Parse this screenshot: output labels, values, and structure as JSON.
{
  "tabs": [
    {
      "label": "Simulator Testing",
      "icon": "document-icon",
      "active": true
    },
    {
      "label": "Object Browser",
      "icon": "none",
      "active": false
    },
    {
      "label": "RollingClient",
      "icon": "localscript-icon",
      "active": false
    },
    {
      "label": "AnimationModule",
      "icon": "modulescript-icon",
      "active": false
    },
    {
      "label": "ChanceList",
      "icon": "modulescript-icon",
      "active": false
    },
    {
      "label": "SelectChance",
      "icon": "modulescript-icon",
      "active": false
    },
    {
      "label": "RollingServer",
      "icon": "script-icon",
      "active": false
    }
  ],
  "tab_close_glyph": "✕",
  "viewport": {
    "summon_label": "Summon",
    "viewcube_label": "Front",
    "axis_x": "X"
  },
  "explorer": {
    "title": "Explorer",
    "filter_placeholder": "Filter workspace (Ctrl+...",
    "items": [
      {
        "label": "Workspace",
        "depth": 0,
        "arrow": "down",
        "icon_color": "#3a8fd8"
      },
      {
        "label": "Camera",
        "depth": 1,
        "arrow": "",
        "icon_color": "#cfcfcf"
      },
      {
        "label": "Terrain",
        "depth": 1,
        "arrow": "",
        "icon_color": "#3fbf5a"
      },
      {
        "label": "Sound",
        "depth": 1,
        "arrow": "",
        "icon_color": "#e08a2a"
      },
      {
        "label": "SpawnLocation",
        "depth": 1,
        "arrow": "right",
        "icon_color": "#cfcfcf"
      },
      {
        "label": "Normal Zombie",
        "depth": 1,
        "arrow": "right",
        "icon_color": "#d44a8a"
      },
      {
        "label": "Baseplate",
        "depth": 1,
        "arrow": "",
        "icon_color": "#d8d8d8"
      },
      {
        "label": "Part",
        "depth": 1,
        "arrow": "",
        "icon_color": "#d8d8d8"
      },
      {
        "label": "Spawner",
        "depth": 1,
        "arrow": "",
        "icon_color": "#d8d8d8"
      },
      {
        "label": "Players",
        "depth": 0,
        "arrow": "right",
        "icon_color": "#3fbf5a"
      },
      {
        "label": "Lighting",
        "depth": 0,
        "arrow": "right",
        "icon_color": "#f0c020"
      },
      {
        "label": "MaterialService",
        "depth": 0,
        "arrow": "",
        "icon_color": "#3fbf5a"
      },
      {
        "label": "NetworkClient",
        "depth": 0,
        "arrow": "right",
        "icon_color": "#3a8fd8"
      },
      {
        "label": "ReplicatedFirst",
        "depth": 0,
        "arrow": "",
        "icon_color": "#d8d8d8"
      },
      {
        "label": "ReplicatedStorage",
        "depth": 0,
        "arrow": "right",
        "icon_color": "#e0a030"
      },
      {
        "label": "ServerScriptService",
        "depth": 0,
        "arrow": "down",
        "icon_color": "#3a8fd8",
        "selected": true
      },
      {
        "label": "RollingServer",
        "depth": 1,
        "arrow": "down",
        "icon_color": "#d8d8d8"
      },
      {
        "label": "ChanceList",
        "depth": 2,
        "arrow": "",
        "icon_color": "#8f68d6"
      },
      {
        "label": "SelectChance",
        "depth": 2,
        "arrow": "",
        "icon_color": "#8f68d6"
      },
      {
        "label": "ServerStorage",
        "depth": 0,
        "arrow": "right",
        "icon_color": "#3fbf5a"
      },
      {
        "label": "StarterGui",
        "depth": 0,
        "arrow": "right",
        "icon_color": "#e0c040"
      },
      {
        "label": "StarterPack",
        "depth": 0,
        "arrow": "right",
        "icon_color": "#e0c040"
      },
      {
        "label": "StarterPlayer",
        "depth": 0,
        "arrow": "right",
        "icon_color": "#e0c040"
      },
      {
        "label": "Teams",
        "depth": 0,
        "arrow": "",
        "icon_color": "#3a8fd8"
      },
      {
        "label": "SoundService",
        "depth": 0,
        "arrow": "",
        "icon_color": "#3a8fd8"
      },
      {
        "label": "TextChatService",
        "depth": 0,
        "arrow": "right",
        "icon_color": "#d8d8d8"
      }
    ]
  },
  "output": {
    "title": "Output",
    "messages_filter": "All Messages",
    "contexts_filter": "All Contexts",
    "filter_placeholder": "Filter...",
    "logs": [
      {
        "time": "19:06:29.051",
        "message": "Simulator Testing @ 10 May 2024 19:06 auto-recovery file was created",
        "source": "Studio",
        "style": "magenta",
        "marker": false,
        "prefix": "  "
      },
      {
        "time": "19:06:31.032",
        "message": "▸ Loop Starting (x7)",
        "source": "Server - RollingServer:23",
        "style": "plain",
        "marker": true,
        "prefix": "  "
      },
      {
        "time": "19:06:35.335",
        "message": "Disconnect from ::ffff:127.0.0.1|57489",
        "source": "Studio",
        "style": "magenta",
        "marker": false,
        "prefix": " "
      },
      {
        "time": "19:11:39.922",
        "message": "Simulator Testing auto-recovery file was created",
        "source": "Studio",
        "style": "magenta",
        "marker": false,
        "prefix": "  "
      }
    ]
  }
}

**Do this**:
Find the lines that include the string "auto", then copy each of them.

**Task output**:
        "message": "Simulator Testing @ 10 May 2024 19:06 auto-recovery file was created",
        "message": "Simulator Testing auto-recovery file was created",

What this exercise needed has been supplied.